> [WHAT IS REQUIRED] Your task is to transcribe all the entries exactly, excluding pictures.
## Begin INPUT ROWS
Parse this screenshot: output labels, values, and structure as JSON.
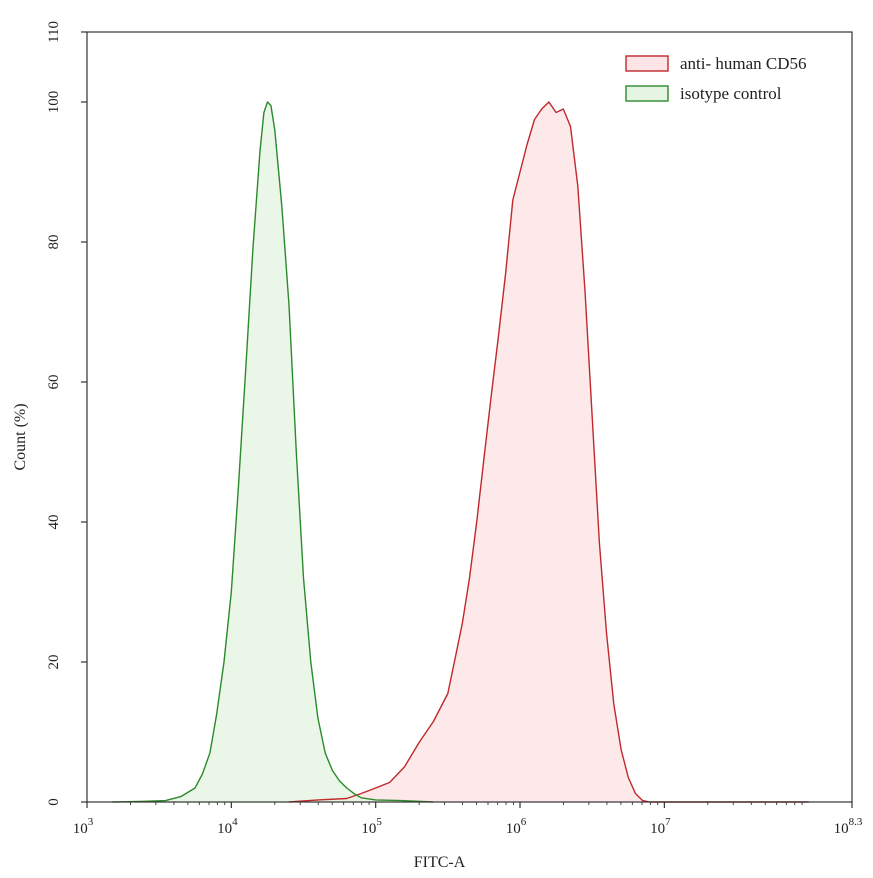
{
  "chart_data": {
    "type": "area",
    "xlabel": "FITC-A",
    "ylabel": "Count (%)",
    "x_scale": "log",
    "xlim": [
      1000,
      199526231
    ],
    "ylim": [
      0,
      110
    ],
    "x_ticks": [
      {
        "value": 1000,
        "base": "10",
        "exp": "3"
      },
      {
        "value": 10000,
        "base": "10",
        "exp": "4"
      },
      {
        "value": 100000,
        "base": "10",
        "exp": "5"
      },
      {
        "value": 1000000,
        "base": "10",
        "exp": "6"
      },
      {
        "value": 10000000,
        "base": "10",
        "exp": "7"
      },
      {
        "value": 199526231,
        "base": "10",
        "exp": "8.3"
      }
    ],
    "y_ticks": [
      "0",
      "20",
      "40",
      "60",
      "80",
      "100",
      "110"
    ],
    "grid": false,
    "legend_position": "top-right",
    "series": [
      {
        "name": "anti- human CD56",
        "line_color": "#c0282b",
        "fill_color": "#fde4e6",
        "points": [
          [
            25000,
            0
          ],
          [
            40000,
            0.3
          ],
          [
            63000,
            0.5
          ],
          [
            79000,
            1.2
          ],
          [
            100000,
            2.0
          ],
          [
            125000,
            2.8
          ],
          [
            158000,
            5.0
          ],
          [
            200000,
            8.5
          ],
          [
            251000,
            11.5
          ],
          [
            316000,
            15.5
          ],
          [
            355000,
            20.5
          ],
          [
            398000,
            25.5
          ],
          [
            447000,
            32.0
          ],
          [
            501000,
            40.0
          ],
          [
            562000,
            49.0
          ],
          [
            631000,
            58.0
          ],
          [
            708000,
            66.5
          ],
          [
            794000,
            75.5
          ],
          [
            891000,
            86.0
          ],
          [
            1000000,
            90.0
          ],
          [
            1122000,
            94.0
          ],
          [
            1259000,
            97.5
          ],
          [
            1413000,
            99.0
          ],
          [
            1585000,
            100.0
          ],
          [
            1778000,
            98.5
          ],
          [
            1995000,
            99.0
          ],
          [
            2239000,
            96.5
          ],
          [
            2512000,
            88.0
          ],
          [
            2818000,
            73.0
          ],
          [
            3162000,
            55.0
          ],
          [
            3548000,
            37.0
          ],
          [
            3981000,
            24.0
          ],
          [
            4467000,
            14.0
          ],
          [
            5012000,
            7.5
          ],
          [
            5623000,
            3.5
          ],
          [
            6310000,
            1.2
          ],
          [
            7079000,
            0.2
          ],
          [
            7943000,
            0
          ],
          [
            100000000,
            0
          ]
        ]
      },
      {
        "name": "isotype control",
        "line_color": "#2b8a2b",
        "fill_color": "#e6f4e3",
        "points": [
          [
            1500,
            0
          ],
          [
            2500,
            0.1
          ],
          [
            3500,
            0.2
          ],
          [
            4500,
            0.8
          ],
          [
            5600,
            2.0
          ],
          [
            6300,
            4.0
          ],
          [
            7100,
            7.0
          ],
          [
            7900,
            12.5
          ],
          [
            8900,
            20.0
          ],
          [
            10000,
            30.0
          ],
          [
            11200,
            45.0
          ],
          [
            12600,
            62.0
          ],
          [
            14100,
            79.0
          ],
          [
            15800,
            93.0
          ],
          [
            16800,
            98.5
          ],
          [
            17800,
            100.0
          ],
          [
            18800,
            99.5
          ],
          [
            20000,
            96.0
          ],
          [
            22400,
            85.0
          ],
          [
            25100,
            71.0
          ],
          [
            28200,
            50.0
          ],
          [
            31600,
            32.0
          ],
          [
            35500,
            20.0
          ],
          [
            39800,
            12.0
          ],
          [
            44700,
            7.0
          ],
          [
            50100,
            4.5
          ],
          [
            56200,
            3.0
          ],
          [
            63100,
            2.0
          ],
          [
            70800,
            1.2
          ],
          [
            79400,
            0.6
          ],
          [
            100000,
            0.3
          ],
          [
            150000,
            0.2
          ],
          [
            250000,
            0
          ]
        ]
      }
    ]
  }
}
## End INPUT ROWS
> [EXERCISE RESULT]
Parse this screenshot: output labels, values, and structure as JSON.
{
  "chart_data": {
    "type": "area",
    "xlabel": "FITC-A",
    "ylabel": "Count (%)",
    "x_scale": "log",
    "xlim": [
      1000,
      199526231
    ],
    "ylim": [
      0,
      110
    ],
    "x_ticks": [
      {
        "value": 1000,
        "base": "10",
        "exp": "3"
      },
      {
        "value": 10000,
        "base": "10",
        "exp": "4"
      },
      {
        "value": 100000,
        "base": "10",
        "exp": "5"
      },
      {
        "value": 1000000,
        "base": "10",
        "exp": "6"
      },
      {
        "value": 10000000,
        "base": "10",
        "exp": "7"
      },
      {
        "value": 199526231,
        "base": "10",
        "exp": "8.3"
      }
    ],
    "y_ticks": [
      "0",
      "20",
      "40",
      "60",
      "80",
      "100",
      "110"
    ],
    "grid": false,
    "legend_position": "top-right",
    "series": [
      {
        "name": "anti- human CD56",
        "line_color": "#c0282b",
        "fill_color": "#fde4e6",
        "points": [
          [
            25000,
            0
          ],
          [
            40000,
            0.3
          ],
          [
            63000,
            0.5
          ],
          [
            79000,
            1.2
          ],
          [
            100000,
            2.0
          ],
          [
            125000,
            2.8
          ],
          [
            158000,
            5.0
          ],
          [
            200000,
            8.5
          ],
          [
            251000,
            11.5
          ],
          [
            316000,
            15.5
          ],
          [
            355000,
            20.5
          ],
          [
            398000,
            25.5
          ],
          [
            447000,
            32.0
          ],
          [
            501000,
            40.0
          ],
          [
            562000,
            49.0
          ],
          [
            631000,
            58.0
          ],
          [
            708000,
            66.5
          ],
          [
            794000,
            75.5
          ],
          [
            891000,
            86.0
          ],
          [
            1000000,
            90.0
          ],
          [
            1122000,
            94.0
          ],
          [
            1259000,
            97.5
          ],
          [
            1413000,
            99.0
          ],
          [
            1585000,
            100.0
          ],
          [
            1778000,
            98.5
          ],
          [
            1995000,
            99.0
          ],
          [
            2239000,
            96.5
          ],
          [
            2512000,
            88.0
          ],
          [
            2818000,
            73.0
          ],
          [
            3162000,
            55.0
          ],
          [
            3548000,
            37.0
          ],
          [
            3981000,
            24.0
          ],
          [
            4467000,
            14.0
          ],
          [
            5012000,
            7.5
          ],
          [
            5623000,
            3.5
          ],
          [
            6310000,
            1.2
          ],
          [
            7079000,
            0.2
          ],
          [
            7943000,
            0
          ],
          [
            100000000,
            0
          ]
        ]
      },
      {
        "name": "isotype control",
        "line_color": "#2b8a2b",
        "fill_color": "#e6f4e3",
        "points": [
          [
            1500,
            0
          ],
          [
            2500,
            0.1
          ],
          [
            3500,
            0.2
          ],
          [
            4500,
            0.8
          ],
          [
            5600,
            2.0
          ],
          [
            6300,
            4.0
          ],
          [
            7100,
            7.0
          ],
          [
            7900,
            12.5
          ],
          [
            8900,
            20.0
          ],
          [
            10000,
            30.0
          ],
          [
            11200,
            45.0
          ],
          [
            12600,
            62.0
          ],
          [
            14100,
            79.0
          ],
          [
            15800,
            93.0
          ],
          [
            16800,
            98.5
          ],
          [
            17800,
            100.0
          ],
          [
            18800,
            99.5
          ],
          [
            20000,
            96.0
          ],
          [
            22400,
            85.0
          ],
          [
            25100,
            71.0
          ],
          [
            28200,
            50.0
          ],
          [
            31600,
            32.0
          ],
          [
            35500,
            20.0
          ],
          [
            39800,
            12.0
          ],
          [
            44700,
            7.0
          ],
          [
            50100,
            4.5
          ],
          [
            56200,
            3.0
          ],
          [
            63100,
            2.0
          ],
          [
            70800,
            1.2
          ],
          [
            79400,
            0.6
          ],
          [
            100000,
            0.3
          ],
          [
            150000,
            0.2
          ],
          [
            250000,
            0
          ]
        ]
      }
    ]
  }
}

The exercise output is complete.